**** Provided information
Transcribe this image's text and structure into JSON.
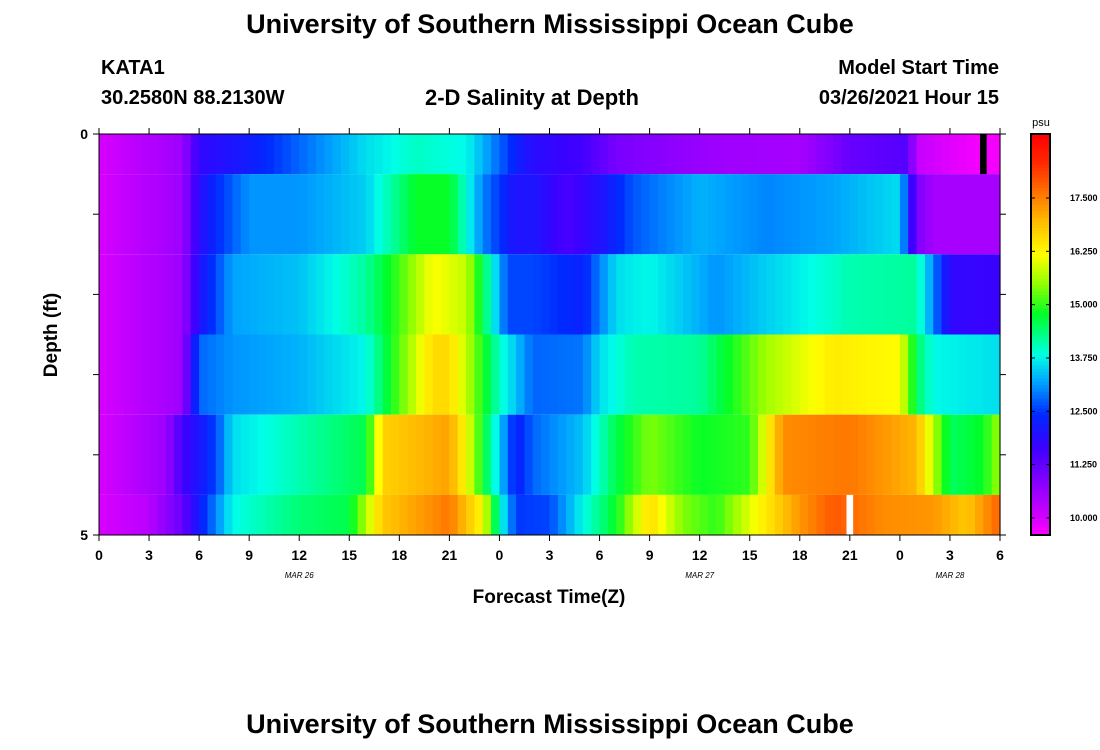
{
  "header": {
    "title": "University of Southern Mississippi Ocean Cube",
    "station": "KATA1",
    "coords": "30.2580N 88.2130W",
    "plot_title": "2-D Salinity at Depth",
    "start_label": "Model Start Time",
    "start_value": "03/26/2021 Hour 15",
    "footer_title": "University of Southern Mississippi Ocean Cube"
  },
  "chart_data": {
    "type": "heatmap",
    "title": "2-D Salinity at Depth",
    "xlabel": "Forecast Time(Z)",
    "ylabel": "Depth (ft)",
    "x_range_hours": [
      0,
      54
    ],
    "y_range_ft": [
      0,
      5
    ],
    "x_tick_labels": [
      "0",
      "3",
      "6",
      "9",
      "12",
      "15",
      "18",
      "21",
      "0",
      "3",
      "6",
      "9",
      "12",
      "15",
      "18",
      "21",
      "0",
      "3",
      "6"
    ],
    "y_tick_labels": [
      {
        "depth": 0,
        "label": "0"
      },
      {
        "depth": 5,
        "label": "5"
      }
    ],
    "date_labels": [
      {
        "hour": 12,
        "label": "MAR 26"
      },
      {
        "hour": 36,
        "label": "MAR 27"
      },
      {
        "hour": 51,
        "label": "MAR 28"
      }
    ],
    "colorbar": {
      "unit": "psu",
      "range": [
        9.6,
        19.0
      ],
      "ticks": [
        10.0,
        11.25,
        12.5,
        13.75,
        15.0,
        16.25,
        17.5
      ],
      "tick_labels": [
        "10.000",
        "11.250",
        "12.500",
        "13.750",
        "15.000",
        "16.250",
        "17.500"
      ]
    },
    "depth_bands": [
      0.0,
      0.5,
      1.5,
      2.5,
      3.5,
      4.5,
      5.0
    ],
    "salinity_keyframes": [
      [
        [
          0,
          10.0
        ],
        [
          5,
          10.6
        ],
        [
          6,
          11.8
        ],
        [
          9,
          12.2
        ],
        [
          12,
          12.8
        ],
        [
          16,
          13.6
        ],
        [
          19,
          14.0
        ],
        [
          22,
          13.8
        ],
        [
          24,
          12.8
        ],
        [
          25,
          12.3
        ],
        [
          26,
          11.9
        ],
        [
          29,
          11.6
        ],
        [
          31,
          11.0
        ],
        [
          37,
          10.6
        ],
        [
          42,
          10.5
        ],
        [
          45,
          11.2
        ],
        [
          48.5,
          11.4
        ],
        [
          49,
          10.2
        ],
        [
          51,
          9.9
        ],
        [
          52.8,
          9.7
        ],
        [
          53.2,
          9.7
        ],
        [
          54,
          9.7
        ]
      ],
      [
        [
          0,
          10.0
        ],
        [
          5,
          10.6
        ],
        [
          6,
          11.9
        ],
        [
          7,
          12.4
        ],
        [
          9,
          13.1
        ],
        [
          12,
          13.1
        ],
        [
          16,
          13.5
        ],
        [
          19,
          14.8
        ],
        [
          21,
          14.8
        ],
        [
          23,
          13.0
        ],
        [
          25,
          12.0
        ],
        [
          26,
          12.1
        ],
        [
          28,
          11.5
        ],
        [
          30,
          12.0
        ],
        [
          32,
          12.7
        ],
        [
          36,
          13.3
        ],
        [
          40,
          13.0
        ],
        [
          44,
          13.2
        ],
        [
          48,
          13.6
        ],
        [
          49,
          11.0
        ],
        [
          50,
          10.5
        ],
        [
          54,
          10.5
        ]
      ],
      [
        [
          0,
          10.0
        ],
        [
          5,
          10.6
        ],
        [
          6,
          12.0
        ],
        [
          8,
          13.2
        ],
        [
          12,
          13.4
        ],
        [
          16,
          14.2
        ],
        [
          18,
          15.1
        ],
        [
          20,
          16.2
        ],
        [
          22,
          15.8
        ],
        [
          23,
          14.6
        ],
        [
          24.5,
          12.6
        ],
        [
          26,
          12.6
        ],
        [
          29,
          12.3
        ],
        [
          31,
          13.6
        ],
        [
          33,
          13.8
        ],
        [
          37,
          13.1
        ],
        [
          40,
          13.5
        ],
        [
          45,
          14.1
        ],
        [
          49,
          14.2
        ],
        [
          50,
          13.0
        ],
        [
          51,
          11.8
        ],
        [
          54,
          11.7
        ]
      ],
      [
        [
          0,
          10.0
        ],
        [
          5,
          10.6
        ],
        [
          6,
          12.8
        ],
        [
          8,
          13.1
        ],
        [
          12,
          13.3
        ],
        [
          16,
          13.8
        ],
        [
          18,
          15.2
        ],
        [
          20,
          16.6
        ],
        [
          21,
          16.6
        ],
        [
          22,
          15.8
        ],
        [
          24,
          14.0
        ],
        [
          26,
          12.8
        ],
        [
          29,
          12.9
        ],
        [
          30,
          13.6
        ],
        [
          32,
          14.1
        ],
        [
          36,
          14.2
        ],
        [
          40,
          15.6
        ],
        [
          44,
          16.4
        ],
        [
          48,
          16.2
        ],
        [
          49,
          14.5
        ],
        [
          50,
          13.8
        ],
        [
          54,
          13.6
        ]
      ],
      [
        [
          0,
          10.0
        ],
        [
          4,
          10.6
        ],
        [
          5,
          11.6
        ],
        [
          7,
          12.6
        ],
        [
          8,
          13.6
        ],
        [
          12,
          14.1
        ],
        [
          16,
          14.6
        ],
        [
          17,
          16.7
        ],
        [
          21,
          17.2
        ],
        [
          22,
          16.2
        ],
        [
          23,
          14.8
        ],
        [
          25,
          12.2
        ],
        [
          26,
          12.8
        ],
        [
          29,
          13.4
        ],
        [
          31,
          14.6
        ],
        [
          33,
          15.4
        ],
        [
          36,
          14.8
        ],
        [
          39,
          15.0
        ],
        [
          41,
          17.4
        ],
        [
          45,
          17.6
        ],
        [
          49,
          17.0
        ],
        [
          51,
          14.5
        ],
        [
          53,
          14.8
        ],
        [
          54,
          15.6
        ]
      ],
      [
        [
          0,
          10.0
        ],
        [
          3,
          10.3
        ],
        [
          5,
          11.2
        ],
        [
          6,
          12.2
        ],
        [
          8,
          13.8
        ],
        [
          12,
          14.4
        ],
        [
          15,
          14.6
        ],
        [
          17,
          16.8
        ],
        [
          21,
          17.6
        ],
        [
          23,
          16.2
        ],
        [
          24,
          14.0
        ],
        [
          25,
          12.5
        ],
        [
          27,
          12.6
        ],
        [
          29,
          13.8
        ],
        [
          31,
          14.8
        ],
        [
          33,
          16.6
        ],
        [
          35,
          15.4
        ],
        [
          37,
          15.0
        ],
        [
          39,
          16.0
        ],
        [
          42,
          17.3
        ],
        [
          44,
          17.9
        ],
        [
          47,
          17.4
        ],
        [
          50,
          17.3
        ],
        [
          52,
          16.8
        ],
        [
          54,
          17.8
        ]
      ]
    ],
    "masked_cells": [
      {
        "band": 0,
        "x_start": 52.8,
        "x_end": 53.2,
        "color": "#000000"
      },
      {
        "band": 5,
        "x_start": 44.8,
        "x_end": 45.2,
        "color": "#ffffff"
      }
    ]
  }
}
********
• To be done: From the entries above, copy out every line where the string "Cube" appears.

• Solution to this task:
    "title": "University of Southern Mississippi Ocean Cube",
    "footer_title": "University of Southern Mississippi Ocean Cube"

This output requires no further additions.